• [Input rows]:
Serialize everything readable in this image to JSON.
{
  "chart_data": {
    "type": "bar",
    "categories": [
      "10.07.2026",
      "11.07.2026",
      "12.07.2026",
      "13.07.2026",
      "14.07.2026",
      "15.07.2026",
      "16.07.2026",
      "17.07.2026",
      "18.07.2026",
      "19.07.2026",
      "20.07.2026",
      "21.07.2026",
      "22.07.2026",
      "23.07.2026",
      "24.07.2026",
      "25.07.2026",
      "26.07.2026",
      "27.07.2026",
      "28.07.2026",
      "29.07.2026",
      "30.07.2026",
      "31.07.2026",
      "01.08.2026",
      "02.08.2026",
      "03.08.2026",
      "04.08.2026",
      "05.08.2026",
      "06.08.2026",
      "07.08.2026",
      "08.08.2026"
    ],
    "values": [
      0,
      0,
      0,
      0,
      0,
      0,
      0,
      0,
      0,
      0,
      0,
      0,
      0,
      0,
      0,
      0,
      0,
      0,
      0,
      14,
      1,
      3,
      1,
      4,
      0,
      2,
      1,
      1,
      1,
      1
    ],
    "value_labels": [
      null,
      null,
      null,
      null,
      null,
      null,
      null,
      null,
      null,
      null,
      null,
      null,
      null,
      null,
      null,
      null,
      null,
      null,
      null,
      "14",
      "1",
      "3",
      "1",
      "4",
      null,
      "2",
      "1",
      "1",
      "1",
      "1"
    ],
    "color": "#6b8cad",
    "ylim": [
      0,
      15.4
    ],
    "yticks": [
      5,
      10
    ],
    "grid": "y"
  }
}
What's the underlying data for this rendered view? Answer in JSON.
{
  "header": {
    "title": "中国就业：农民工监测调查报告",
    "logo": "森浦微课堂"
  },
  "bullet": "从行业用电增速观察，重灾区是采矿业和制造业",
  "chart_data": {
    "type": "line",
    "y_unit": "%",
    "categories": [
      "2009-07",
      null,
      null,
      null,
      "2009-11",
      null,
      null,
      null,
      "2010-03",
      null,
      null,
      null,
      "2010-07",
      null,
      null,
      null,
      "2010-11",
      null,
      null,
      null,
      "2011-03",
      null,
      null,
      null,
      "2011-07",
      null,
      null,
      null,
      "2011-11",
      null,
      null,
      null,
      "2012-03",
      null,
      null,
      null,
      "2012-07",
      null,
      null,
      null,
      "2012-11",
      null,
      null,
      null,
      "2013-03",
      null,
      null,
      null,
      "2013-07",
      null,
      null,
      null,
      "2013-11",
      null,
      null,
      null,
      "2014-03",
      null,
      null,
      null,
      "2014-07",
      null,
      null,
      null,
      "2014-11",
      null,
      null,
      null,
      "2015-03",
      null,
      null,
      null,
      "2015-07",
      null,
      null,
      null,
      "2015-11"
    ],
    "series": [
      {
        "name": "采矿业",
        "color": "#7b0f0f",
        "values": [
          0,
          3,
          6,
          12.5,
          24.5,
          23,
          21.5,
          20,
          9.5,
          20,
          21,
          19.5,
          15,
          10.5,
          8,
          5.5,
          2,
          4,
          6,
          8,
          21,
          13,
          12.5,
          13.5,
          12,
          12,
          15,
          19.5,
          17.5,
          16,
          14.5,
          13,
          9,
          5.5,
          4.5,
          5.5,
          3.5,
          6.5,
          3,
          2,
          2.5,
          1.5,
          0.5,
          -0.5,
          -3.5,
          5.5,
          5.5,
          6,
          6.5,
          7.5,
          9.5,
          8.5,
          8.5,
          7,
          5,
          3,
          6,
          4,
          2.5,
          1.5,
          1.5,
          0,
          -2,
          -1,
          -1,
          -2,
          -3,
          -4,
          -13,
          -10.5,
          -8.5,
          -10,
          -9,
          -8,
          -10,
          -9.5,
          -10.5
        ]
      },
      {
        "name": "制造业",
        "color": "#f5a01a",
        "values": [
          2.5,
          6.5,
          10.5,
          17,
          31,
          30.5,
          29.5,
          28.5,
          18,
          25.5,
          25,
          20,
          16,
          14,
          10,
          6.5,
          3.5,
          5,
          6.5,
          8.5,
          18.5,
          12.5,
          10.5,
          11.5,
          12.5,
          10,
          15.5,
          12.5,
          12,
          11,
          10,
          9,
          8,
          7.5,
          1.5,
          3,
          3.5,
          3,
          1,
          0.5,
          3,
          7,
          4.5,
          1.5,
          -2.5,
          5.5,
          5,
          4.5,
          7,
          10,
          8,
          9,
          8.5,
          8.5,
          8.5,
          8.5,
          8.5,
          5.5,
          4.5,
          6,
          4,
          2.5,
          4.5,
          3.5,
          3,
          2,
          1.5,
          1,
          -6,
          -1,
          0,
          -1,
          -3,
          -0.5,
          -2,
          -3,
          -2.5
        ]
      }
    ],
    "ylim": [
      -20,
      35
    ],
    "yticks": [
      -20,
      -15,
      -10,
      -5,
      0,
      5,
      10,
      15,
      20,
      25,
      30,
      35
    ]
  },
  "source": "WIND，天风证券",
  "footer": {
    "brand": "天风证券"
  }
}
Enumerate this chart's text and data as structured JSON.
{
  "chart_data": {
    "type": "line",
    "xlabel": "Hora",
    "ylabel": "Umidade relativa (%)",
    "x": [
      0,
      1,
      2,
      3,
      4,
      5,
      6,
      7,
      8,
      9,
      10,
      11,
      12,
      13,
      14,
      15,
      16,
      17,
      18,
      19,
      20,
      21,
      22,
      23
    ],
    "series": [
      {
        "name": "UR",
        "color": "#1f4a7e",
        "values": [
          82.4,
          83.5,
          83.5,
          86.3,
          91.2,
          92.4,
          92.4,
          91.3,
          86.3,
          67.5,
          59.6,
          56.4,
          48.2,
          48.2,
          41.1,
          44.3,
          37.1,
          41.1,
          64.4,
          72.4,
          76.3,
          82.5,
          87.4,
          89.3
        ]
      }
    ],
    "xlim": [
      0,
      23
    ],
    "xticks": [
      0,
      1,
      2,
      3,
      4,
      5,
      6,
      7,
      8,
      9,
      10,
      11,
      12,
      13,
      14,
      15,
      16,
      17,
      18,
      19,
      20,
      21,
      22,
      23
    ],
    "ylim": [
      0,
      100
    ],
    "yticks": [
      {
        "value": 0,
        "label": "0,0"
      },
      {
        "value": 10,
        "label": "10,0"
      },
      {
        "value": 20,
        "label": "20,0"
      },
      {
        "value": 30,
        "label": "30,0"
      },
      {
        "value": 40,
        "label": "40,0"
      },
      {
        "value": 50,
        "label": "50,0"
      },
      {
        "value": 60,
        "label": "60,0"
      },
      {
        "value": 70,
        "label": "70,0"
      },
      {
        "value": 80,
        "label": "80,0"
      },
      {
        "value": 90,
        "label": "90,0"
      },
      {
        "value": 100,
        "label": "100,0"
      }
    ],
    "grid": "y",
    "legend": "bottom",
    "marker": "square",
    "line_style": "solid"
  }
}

• [Problem requirements]: Copy out exactly the lines between the line with "Enumerate this chart's" and the last line of the entries, counting both of those lines.

• [Expected answer]:
Enumerate this chart's text and data as structured JSON.
{
  "chart_data": {
    "type": "line",
    "xlabel": "Hora",
    "ylabel": "Umidade relativa (%)",
    "x": [
      0,
      1,
      2,
      3,
      4,
      5,
      6,
      7,
      8,
      9,
      10,
      11,
      12,
      13,
      14,
      15,
      16,
      17,
      18,
      19,
      20,
      21,
      22,
      23
    ],
    "series": [
      {
        "name": "UR",
        "color": "#1f4a7e",
        "values": [
          82.4,
          83.5,
          83.5,
          86.3,
          91.2,
          92.4,
          92.4,
          91.3,
          86.3,
          67.5,
          59.6,
          56.4,
          48.2,
          48.2,
          41.1,
          44.3,
          37.1,
          41.1,
          64.4,
          72.4,
          76.3,
          82.5,
          87.4,
          89.3
        ]
      }
    ],
    "xlim": [
      0,
      23
    ],
    "xticks": [
      0,
      1,
      2,
      3,
      4,
      5,
      6,
      7,
      8,
      9,
      10,
      11,
      12,
      13,
      14,
      15,
      16,
      17,
      18,
      19,
      20,
      21,
      22,
      23
    ],
    "ylim": [
      0,
      100
    ],
    "yticks": [
      {
        "value": 0,
        "label": "0,0"
      },
      {
        "value": 10,
        "label": "10,0"
      },
      {
        "value": 20,
        "label": "20,0"
      },
      {
        "value": 30,
        "label": "30,0"
      },
      {
        "value": 40,
        "label": "40,0"
      },
      {
        "value": 50,
        "label": "50,0"
      },
      {
        "value": 60,
        "label": "60,0"
      },
      {
        "value": 70,
        "label": "70,0"
      },
      {
        "value": 80,
        "label": "80,0"
      },
      {
        "value": 90,
        "label": "90,0"
      },
      {
        "value": 100,
        "label": "100,0"
      }
    ],
    "grid": "y",
    "legend": "bottom",
    "marker": "square",
    "line_style": "solid"
  }
}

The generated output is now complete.